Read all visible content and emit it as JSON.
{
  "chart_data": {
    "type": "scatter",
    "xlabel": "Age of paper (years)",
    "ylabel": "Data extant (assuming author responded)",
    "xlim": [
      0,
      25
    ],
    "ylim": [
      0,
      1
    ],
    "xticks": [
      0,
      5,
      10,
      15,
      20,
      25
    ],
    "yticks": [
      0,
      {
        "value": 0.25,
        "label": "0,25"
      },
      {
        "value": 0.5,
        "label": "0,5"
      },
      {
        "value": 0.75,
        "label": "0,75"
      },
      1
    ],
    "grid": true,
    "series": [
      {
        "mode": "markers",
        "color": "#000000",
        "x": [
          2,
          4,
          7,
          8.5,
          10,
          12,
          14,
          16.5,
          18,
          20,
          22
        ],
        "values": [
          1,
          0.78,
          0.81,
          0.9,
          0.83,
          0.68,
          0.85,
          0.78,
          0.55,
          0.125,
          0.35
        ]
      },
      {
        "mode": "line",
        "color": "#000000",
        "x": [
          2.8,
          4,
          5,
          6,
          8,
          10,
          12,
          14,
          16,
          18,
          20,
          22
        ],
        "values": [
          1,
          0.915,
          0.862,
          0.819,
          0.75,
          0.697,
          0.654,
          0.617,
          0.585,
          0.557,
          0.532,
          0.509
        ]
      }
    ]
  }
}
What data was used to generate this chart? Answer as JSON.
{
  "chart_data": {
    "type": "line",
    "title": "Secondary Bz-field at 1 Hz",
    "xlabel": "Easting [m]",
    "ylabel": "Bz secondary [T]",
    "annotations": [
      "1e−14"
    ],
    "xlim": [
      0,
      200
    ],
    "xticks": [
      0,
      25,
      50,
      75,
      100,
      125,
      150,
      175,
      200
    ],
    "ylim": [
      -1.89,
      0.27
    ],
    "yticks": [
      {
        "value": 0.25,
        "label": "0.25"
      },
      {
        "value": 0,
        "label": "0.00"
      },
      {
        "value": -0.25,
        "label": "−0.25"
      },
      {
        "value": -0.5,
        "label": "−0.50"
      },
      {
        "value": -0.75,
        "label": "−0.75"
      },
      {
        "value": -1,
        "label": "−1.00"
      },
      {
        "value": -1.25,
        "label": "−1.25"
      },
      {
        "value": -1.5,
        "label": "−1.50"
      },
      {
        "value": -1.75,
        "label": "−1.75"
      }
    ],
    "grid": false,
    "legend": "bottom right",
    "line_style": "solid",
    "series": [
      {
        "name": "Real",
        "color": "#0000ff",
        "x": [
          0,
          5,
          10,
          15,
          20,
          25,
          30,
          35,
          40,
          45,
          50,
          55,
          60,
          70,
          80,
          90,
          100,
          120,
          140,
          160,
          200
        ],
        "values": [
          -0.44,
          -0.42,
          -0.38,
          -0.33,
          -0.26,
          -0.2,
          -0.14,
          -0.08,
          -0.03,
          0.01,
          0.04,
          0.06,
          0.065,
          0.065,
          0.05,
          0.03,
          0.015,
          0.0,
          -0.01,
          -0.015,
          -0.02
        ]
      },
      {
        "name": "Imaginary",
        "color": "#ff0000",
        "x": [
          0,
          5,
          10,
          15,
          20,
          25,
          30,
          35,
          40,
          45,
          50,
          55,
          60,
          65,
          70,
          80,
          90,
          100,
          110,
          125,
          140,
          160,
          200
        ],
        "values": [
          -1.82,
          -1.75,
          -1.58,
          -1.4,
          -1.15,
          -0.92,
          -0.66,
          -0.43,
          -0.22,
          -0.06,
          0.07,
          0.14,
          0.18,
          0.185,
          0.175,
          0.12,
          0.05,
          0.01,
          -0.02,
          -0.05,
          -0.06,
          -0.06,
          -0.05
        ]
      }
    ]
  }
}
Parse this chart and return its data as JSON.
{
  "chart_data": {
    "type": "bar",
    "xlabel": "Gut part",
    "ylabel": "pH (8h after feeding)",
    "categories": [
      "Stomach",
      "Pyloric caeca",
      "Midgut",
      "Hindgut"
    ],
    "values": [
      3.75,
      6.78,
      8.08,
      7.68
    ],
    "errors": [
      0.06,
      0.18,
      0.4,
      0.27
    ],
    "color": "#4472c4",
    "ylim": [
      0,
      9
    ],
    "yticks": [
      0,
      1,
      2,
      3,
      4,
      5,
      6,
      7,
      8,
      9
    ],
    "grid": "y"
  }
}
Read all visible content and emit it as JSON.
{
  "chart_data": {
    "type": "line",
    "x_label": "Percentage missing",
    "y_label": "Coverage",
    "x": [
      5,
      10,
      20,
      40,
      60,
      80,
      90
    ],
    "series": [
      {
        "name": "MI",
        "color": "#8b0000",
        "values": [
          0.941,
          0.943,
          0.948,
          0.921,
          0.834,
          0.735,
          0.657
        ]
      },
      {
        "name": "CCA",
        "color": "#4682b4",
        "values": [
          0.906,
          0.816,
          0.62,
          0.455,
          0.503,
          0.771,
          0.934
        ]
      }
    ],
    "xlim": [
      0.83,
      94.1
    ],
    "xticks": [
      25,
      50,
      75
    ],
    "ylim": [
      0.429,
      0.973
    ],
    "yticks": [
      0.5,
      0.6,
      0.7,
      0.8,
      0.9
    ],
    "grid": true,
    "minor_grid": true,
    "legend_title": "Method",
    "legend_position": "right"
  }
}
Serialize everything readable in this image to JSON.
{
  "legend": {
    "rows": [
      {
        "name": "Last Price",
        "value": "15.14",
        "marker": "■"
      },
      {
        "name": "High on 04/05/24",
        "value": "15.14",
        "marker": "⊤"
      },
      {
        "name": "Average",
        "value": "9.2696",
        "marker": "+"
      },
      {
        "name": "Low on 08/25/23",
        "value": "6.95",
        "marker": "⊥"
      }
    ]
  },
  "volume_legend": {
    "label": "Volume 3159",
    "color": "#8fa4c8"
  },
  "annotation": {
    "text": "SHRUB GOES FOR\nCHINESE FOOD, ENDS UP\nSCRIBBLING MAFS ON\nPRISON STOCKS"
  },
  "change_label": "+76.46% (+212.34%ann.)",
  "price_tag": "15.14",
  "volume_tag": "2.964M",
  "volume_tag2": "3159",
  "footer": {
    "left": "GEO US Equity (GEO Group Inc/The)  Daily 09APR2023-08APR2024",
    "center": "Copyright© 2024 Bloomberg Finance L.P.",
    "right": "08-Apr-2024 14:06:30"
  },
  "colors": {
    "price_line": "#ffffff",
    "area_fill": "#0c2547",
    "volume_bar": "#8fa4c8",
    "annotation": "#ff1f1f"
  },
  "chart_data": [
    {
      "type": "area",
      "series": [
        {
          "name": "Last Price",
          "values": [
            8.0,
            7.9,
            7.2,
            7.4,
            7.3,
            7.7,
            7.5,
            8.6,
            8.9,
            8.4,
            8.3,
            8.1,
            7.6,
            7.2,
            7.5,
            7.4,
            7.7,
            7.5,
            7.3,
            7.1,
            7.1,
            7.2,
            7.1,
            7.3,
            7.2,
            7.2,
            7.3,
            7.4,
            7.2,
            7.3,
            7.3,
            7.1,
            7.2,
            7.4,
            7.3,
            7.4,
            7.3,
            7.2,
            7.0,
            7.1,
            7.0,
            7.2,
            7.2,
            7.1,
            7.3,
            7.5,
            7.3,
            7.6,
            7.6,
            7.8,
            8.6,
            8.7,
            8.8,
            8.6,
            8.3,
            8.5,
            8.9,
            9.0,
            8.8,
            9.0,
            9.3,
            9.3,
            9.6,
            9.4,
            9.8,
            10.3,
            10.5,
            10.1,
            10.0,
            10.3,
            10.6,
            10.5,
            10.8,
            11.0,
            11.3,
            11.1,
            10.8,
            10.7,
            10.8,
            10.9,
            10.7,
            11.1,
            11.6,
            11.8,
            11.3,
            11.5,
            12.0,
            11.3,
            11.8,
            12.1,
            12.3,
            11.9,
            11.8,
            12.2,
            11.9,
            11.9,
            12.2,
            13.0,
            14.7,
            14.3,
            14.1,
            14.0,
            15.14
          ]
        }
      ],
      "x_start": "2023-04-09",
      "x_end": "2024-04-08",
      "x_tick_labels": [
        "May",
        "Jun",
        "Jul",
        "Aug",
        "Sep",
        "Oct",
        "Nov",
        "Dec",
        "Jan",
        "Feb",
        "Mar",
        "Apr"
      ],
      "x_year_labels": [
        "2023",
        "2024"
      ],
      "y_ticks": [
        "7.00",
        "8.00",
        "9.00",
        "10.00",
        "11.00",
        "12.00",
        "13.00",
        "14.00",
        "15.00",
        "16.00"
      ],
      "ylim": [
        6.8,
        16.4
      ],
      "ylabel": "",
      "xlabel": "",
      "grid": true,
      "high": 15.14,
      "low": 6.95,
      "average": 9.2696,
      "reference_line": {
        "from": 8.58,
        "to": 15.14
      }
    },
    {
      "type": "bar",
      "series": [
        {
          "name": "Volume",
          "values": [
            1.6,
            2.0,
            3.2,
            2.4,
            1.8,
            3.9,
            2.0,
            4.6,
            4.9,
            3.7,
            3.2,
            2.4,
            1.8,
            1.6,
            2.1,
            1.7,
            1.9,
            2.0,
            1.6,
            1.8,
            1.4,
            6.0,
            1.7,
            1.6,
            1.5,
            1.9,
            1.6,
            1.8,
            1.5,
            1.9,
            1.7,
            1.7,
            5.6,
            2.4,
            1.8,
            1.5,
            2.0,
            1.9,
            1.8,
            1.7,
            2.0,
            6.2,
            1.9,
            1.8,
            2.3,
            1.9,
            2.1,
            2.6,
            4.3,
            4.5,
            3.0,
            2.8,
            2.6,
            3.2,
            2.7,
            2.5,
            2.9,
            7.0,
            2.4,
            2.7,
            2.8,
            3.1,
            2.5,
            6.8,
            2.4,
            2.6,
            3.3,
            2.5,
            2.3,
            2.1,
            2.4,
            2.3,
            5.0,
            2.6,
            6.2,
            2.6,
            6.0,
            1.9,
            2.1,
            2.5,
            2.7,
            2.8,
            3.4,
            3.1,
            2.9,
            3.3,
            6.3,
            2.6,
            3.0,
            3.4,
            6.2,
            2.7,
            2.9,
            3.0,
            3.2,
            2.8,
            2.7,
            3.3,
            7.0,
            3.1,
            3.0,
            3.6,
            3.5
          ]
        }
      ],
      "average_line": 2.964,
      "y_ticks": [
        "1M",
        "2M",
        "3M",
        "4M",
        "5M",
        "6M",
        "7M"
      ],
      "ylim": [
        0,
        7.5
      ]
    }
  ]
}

> [WHAT YOU NEED TO DO]
Select every line above that contains the word "name", and copy it.

> [PROBLEM SOLUTION]
        "name": "Real",
        "name": "Imaginary",
        "name": "MI",
        "name": "CCA",
        "name": "Last Price",
        "name": "High on 04/05/24",
        "name": "Average",
        "name": "Low on 08/25/23",
          "name": "Last Price",
          "name": "Volume",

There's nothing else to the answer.